EXERCISE PROMPT: An identical copy of the listing below is all the answer should contain.

DATA SUPPLIED:
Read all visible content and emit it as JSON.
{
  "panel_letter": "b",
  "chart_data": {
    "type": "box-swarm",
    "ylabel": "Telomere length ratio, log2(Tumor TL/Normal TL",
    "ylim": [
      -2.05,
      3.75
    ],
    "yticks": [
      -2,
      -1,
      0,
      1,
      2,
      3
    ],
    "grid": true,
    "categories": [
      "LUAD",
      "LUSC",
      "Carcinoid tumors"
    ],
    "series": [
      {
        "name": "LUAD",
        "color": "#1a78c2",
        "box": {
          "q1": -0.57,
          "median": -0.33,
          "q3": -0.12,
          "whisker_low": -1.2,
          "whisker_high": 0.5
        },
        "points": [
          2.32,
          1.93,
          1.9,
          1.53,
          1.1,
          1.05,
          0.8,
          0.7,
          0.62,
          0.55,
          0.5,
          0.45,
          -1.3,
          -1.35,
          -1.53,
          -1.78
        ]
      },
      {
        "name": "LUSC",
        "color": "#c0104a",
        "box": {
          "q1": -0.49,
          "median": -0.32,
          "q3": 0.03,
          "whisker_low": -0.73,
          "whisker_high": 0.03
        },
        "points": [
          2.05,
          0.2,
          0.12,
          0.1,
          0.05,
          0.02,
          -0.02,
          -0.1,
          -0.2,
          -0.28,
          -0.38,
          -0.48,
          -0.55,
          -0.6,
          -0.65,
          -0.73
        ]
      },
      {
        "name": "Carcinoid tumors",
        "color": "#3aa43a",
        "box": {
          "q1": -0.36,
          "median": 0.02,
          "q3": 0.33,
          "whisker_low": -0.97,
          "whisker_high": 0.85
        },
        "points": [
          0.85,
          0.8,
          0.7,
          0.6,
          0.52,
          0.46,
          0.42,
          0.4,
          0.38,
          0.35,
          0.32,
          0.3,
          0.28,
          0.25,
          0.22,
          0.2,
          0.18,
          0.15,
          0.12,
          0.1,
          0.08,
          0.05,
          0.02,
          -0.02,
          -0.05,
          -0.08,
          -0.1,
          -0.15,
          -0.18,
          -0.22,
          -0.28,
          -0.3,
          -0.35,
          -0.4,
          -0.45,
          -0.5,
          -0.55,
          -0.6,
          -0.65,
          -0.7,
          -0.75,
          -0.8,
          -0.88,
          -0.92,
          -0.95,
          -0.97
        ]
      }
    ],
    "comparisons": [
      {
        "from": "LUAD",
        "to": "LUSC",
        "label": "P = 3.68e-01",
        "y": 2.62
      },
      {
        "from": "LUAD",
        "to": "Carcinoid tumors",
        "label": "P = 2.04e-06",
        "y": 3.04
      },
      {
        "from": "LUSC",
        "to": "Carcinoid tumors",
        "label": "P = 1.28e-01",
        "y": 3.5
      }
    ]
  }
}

YOUR RESPONSE:
Read all visible content and emit it as JSON.
{
  "panel_letter": "b",
  "chart_data": {
    "type": "box-swarm",
    "ylabel": "Telomere length ratio, log2(Tumor TL/Normal TL",
    "ylim": [
      -2.05,
      3.75
    ],
    "yticks": [
      -2,
      -1,
      0,
      1,
      2,
      3
    ],
    "grid": true,
    "categories": [
      "LUAD",
      "LUSC",
      "Carcinoid tumors"
    ],
    "series": [
      {
        "name": "LUAD",
        "color": "#1a78c2",
        "box": {
          "q1": -0.57,
          "median": -0.33,
          "q3": -0.12,
          "whisker_low": -1.2,
          "whisker_high": 0.5
        },
        "points": [
          2.32,
          1.93,
          1.9,
          1.53,
          1.1,
          1.05,
          0.8,
          0.7,
          0.62,
          0.55,
          0.5,
          0.45,
          -1.3,
          -1.35,
          -1.53,
          -1.78
        ]
      },
      {
        "name": "LUSC",
        "color": "#c0104a",
        "box": {
          "q1": -0.49,
          "median": -0.32,
          "q3": 0.03,
          "whisker_low": -0.73,
          "whisker_high": 0.03
        },
        "points": [
          2.05,
          0.2,
          0.12,
          0.1,
          0.05,
          0.02,
          -0.02,
          -0.1,
          -0.2,
          -0.28,
          -0.38,
          -0.48,
          -0.55,
          -0.6,
          -0.65,
          -0.73
        ]
      },
      {
        "name": "Carcinoid tumors",
        "color": "#3aa43a",
        "box": {
          "q1": -0.36,
          "median": 0.02,
          "q3": 0.33,
          "whisker_low": -0.97,
          "whisker_high": 0.85
        },
        "points": [
          0.85,
          0.8,
          0.7,
          0.6,
          0.52,
          0.46,
          0.42,
          0.4,
          0.38,
          0.35,
          0.32,
          0.3,
          0.28,
          0.25,
          0.22,
          0.2,
          0.18,
          0.15,
          0.12,
          0.1,
          0.08,
          0.05,
          0.02,
          -0.02,
          -0.05,
          -0.08,
          -0.1,
          -0.15,
          -0.18,
          -0.22,
          -0.28,
          -0.3,
          -0.35,
          -0.4,
          -0.45,
          -0.5,
          -0.55,
          -0.6,
          -0.65,
          -0.7,
          -0.75,
          -0.8,
          -0.88,
          -0.92,
          -0.95,
          -0.97
        ]
      }
    ],
    "comparisons": [
      {
        "from": "LUAD",
        "to": "LUSC",
        "label": "P = 3.68e-01",
        "y": 2.62
      },
      {
        "from": "LUAD",
        "to": "Carcinoid tumors",
        "label": "P = 2.04e-06",
        "y": 3.04
      },
      {
        "from": "LUSC",
        "to": "Carcinoid tumors",
        "label": "P = 1.28e-01",
        "y": 3.5
      }
    ]
  }
}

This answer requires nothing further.